● **What is needed**:
Reproduce every record exactly as it appears, but not the pictures.

(Excerpt from a dataset)

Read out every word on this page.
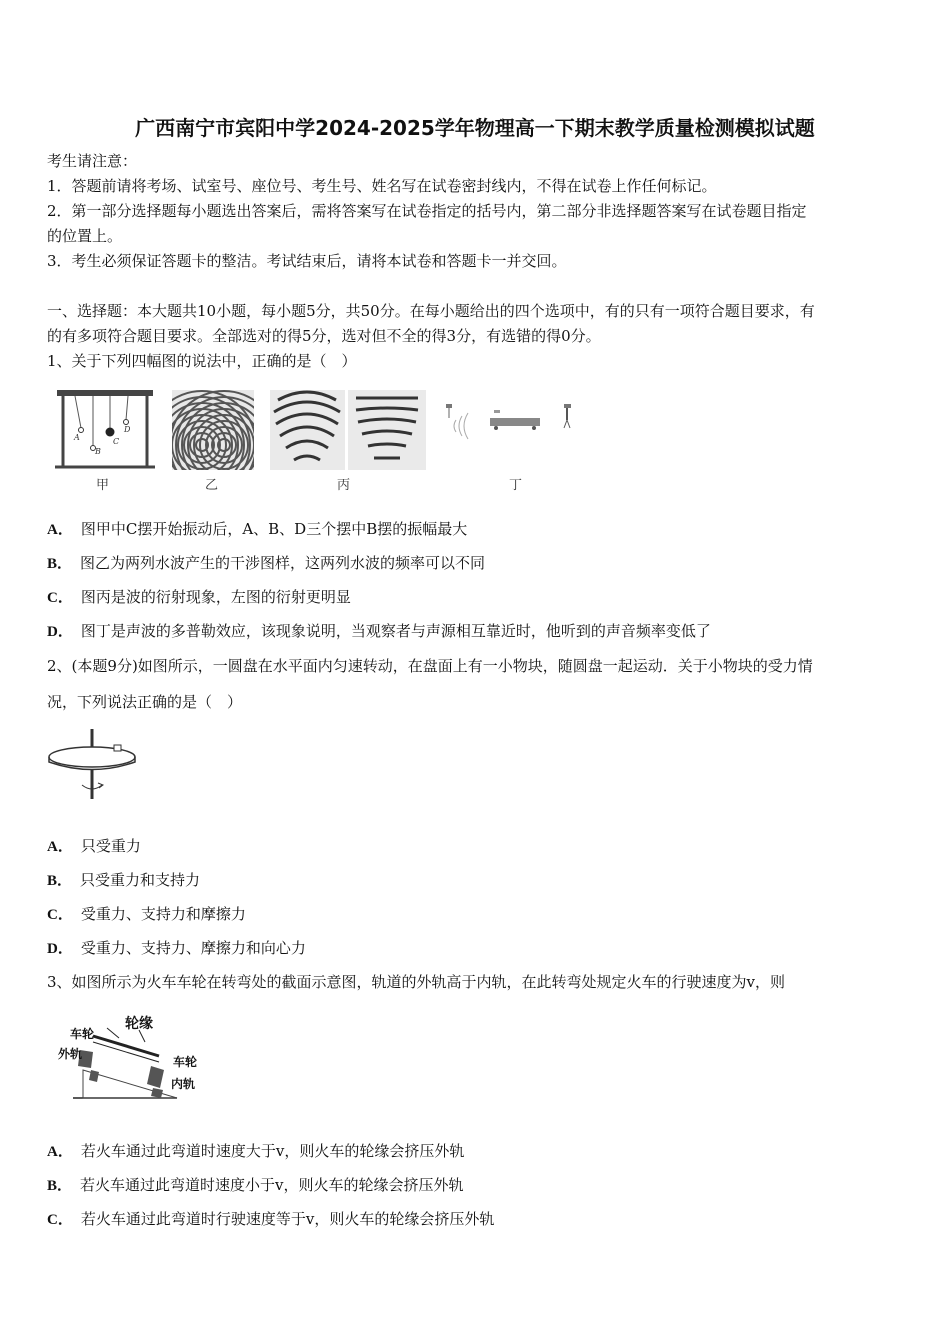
广西南宁市宾阳中学2024-2025学年物理高一下期末教学质量检测模拟试题
考生请注意：
1．答题前请将考场、试室号、座位号、考生号、姓名写在试卷密封线内，不得在试卷上作任何标记。
2．第一部分选择题每小题选出答案后，需将答案写在试卷指定的括号内，第二部分非选择题答案写在试卷题目指定
的位置上。
3．考生必须保证答题卡的整洁。考试结束后，请将本试卷和答题卡一并交回。
一、选择题：本大题共10小题，每小题5分，共50分。在每小题给出的四个选项中，有的只有一项符合题目要求，有
的有多项符合题目要求。全部选对的得5分，选对但不全的得3分，有选错的得0分。
1、关于下列四幅图的说法中，正确的是（　）
A
B
C
D
甲	乙	丙	丁
A． 图甲中C摆开始振动后，A、B、D三个摆中B摆的振幅最大
B． 图乙为两列水波产生的干涉图样，这两列水波的频率可以不同
C． 图丙是波的衍射现象，左图的衍射更明显
D． 图丁是声波的多普勒效应，该现象说明，当观察者与声源相互靠近时，他听到的声音频率变低了
2、(本题9分)如图所示，一圆盘在水平面内匀速转动，在盘面上有一小物块，随圆盘一起运动．关于小物块的受力情
况，下列说法正确的是（　）
A． 只受重力
B． 只受重力和支持力
C． 受重力、支持力和摩擦力
D． 受重力、支持力、摩擦力和向心力
3、如图所示为火车车轮在转弯处的截面示意图，轨道的外轨高于内轨，在此转弯处规定火车的行驶速度为v，则
车轮
轮缘
外轨
车轮
内轨
A． 若火车通过此弯道时速度大于v，则火车的轮缘会挤压外轨
B． 若火车通过此弯道时速度小于v，则火车的轮缘会挤压外轨
C． 若火车通过此弯道时行驶速度等于v，则火车的轮缘会挤压外轨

● **Answer in full**:
Read out every word on this page.
广西南宁市宾阳中学2024-2025学年物理高一下期末教学质量检测模拟试题
考生请注意：
1．答题前请将考场、试室号、座位号、考生号、姓名写在试卷密封线内，不得在试卷上作任何标记。
2．第一部分选择题每小题选出答案后，需将答案写在试卷指定的括号内，第二部分非选择题答案写在试卷题目指定
的位置上。
3．考生必须保证答题卡的整洁。考试结束后，请将本试卷和答题卡一并交回。
一、选择题：本大题共10小题，每小题5分，共50分。在每小题给出的四个选项中，有的只有一项符合题目要求，有
的有多项符合题目要求。全部选对的得5分，选对但不全的得3分，有选错的得0分。
1、关于下列四幅图的说法中，正确的是（　）
A
B
C
D
甲	乙	丙	丁
A． 图甲中C摆开始振动后，A、B、D三个摆中B摆的振幅最大
B． 图乙为两列水波产生的干涉图样，这两列水波的频率可以不同
C． 图丙是波的衍射现象，左图的衍射更明显
D． 图丁是声波的多普勒效应，该现象说明，当观察者与声源相互靠近时，他听到的声音频率变低了
2、(本题9分)如图所示，一圆盘在水平面内匀速转动，在盘面上有一小物块，随圆盘一起运动．关于小物块的受力情
况，下列说法正确的是（　）
A． 只受重力
B． 只受重力和支持力
C． 受重力、支持力和摩擦力
D． 受重力、支持力、摩擦力和向心力
3、如图所示为火车车轮在转弯处的截面示意图，轨道的外轨高于内轨，在此转弯处规定火车的行驶速度为v，则
车轮
轮缘
外轨
车轮
内轨
A． 若火车通过此弯道时速度大于v，则火车的轮缘会挤压外轨
B． 若火车通过此弯道时速度小于v，则火车的轮缘会挤压外轨
C． 若火车通过此弯道时行驶速度等于v，则火车的轮缘会挤压外轨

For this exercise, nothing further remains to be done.